--- ENTRIES SHOWN ---

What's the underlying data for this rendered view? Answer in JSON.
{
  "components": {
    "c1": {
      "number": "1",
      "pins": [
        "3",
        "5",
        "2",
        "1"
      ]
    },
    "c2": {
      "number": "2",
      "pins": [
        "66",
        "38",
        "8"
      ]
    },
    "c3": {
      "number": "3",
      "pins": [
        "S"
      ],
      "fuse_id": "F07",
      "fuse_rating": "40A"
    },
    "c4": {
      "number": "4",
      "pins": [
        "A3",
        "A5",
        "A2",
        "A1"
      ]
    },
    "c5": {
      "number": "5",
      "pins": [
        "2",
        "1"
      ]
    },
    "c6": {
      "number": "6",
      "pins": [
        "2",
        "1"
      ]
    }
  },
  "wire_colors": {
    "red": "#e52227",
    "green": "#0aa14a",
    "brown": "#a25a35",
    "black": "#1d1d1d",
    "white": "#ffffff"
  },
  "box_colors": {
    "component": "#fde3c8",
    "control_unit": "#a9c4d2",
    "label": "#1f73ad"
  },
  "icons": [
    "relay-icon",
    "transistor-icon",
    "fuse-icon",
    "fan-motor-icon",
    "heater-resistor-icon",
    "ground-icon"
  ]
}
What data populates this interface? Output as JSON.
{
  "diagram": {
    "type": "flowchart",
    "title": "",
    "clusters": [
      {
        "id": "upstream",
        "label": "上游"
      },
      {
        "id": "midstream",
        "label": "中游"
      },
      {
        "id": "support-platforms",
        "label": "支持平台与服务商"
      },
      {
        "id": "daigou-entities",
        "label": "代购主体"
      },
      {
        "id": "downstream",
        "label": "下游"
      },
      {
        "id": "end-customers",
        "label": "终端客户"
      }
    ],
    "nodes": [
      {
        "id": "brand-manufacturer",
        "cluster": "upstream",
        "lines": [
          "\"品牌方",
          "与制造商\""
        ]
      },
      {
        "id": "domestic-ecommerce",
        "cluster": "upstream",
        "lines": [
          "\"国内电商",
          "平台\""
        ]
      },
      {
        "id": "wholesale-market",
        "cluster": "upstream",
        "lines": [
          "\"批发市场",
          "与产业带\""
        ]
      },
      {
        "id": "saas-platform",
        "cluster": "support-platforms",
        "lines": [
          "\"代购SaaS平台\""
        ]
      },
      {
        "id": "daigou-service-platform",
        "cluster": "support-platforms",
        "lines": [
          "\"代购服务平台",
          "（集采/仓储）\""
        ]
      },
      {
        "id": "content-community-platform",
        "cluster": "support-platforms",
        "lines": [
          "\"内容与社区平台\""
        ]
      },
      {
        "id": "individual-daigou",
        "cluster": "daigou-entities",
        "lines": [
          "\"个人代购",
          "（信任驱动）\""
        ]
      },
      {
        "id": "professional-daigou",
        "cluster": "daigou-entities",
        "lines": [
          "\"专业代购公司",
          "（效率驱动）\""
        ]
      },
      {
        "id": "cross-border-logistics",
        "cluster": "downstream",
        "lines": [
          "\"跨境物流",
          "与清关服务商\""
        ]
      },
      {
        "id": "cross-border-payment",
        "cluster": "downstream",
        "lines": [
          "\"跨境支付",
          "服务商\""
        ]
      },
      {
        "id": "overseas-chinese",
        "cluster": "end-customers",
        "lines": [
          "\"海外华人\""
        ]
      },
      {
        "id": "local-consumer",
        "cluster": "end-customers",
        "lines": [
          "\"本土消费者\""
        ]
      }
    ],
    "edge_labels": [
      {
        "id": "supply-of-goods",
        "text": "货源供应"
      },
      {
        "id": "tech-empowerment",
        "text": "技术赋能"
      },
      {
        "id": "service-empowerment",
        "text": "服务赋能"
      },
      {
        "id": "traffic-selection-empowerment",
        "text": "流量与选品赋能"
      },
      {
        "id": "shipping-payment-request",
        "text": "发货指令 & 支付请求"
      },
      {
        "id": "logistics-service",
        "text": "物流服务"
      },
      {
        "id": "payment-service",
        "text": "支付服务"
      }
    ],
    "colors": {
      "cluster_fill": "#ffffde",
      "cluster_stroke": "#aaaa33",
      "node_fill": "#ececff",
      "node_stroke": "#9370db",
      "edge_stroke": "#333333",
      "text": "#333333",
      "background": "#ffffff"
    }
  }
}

--- PROBLEM TO SOLVE ---
Reproduce the material above, every line of it, exactly.

--- SOLUTION ---
What's the underlying data for this rendered view? Answer in JSON.
{
  "components": {
    "c1": {
      "number": "1",
      "pins": [
        "3",
        "5",
        "2",
        "1"
      ]
    },
    "c2": {
      "number": "2",
      "pins": [
        "66",
        "38",
        "8"
      ]
    },
    "c3": {
      "number": "3",
      "pins": [
        "S"
      ],
      "fuse_id": "F07",
      "fuse_rating": "40A"
    },
    "c4": {
      "number": "4",
      "pins": [
        "A3",
        "A5",
        "A2",
        "A1"
      ]
    },
    "c5": {
      "number": "5",
      "pins": [
        "2",
        "1"
      ]
    },
    "c6": {
      "number": "6",
      "pins": [
        "2",
        "1"
      ]
    }
  },
  "wire_colors": {
    "red": "#e52227",
    "green": "#0aa14a",
    "brown": "#a25a35",
    "black": "#1d1d1d",
    "white": "#ffffff"
  },
  "box_colors": {
    "component": "#fde3c8",
    "control_unit": "#a9c4d2",
    "label": "#1f73ad"
  },
  "icons": [
    "relay-icon",
    "transistor-icon",
    "fuse-icon",
    "fan-motor-icon",
    "heater-resistor-icon",
    "ground-icon"
  ]
}
What data populates this interface? Output as JSON.
{
  "diagram": {
    "type": "flowchart",
    "title": "",
    "clusters": [
      {
        "id": "upstream",
        "label": "上游"
      },
      {
        "id": "midstream",
        "label": "中游"
      },
      {
        "id": "support-platforms",
        "label": "支持平台与服务商"
      },
      {
        "id": "daigou-entities",
        "label": "代购主体"
      },
      {
        "id": "downstream",
        "label": "下游"
      },
      {
        "id": "end-customers",
        "label": "终端客户"
      }
    ],
    "nodes": [
      {
        "id": "brand-manufacturer",
        "cluster": "upstream",
        "lines": [
          "\"品牌方",
          "与制造商\""
        ]
      },
      {
        "id": "domestic-ecommerce",
        "cluster": "upstream",
        "lines": [
          "\"国内电商",
          "平台\""
        ]
      },
      {
        "id": "wholesale-market",
        "cluster": "upstream",
        "lines": [
          "\"批发市场",
          "与产业带\""
        ]
      },
      {
        "id": "saas-platform",
        "cluster": "support-platforms",
        "lines": [
          "\"代购SaaS平台\""
        ]
      },
      {
        "id": "daigou-service-platform",
        "cluster": "support-platforms",
        "lines": [
          "\"代购服务平台",
          "（集采/仓储）\""
        ]
      },
      {
        "id": "content-community-platform",
        "cluster": "support-platforms",
        "lines": [
          "\"内容与社区平台\""
        ]
      },
      {
        "id": "individual-daigou",
        "cluster": "daigou-entities",
        "lines": [
          "\"个人代购",
          "（信任驱动）\""
        ]
      },
      {
        "id": "professional-daigou",
        "cluster": "daigou-entities",
        "lines": [
          "\"专业代购公司",
          "（效率驱动）\""
        ]
      },
      {
        "id": "cross-border-logistics",
        "cluster": "downstream",
        "lines": [
          "\"跨境物流",
          "与清关服务商\""
        ]
      },
      {
        "id": "cross-border-payment",
        "cluster": "downstream",
        "lines": [
          "\"跨境支付",
          "服务商\""
        ]
      },
      {
        "id": "overseas-chinese",
        "cluster": "end-customers",
        "lines": [
          "\"海外华人\""
        ]
      },
      {
        "id": "local-consumer",
        "cluster": "end-customers",
        "lines": [
          "\"本土消费者\""
        ]
      }
    ],
    "edge_labels": [
      {
        "id": "supply-of-goods",
        "text": "货源供应"
      },
      {
        "id": "tech-empowerment",
        "text": "技术赋能"
      },
      {
        "id": "service-empowerment",
        "text": "服务赋能"
      },
      {
        "id": "traffic-selection-empowerment",
        "text": "流量与选品赋能"
      },
      {
        "id": "shipping-payment-request",
        "text": "发货指令 & 支付请求"
      },
      {
        "id": "logistics-service",
        "text": "物流服务"
      },
      {
        "id": "payment-service",
        "text": "支付服务"
      }
    ],
    "colors": {
      "cluster_fill": "#ffffde",
      "cluster_stroke": "#aaaa33",
      "node_fill": "#ececff",
      "node_stroke": "#9370db",
      "edge_stroke": "#333333",
      "text": "#333333",
      "background": "#ffffff"
    }
  }
}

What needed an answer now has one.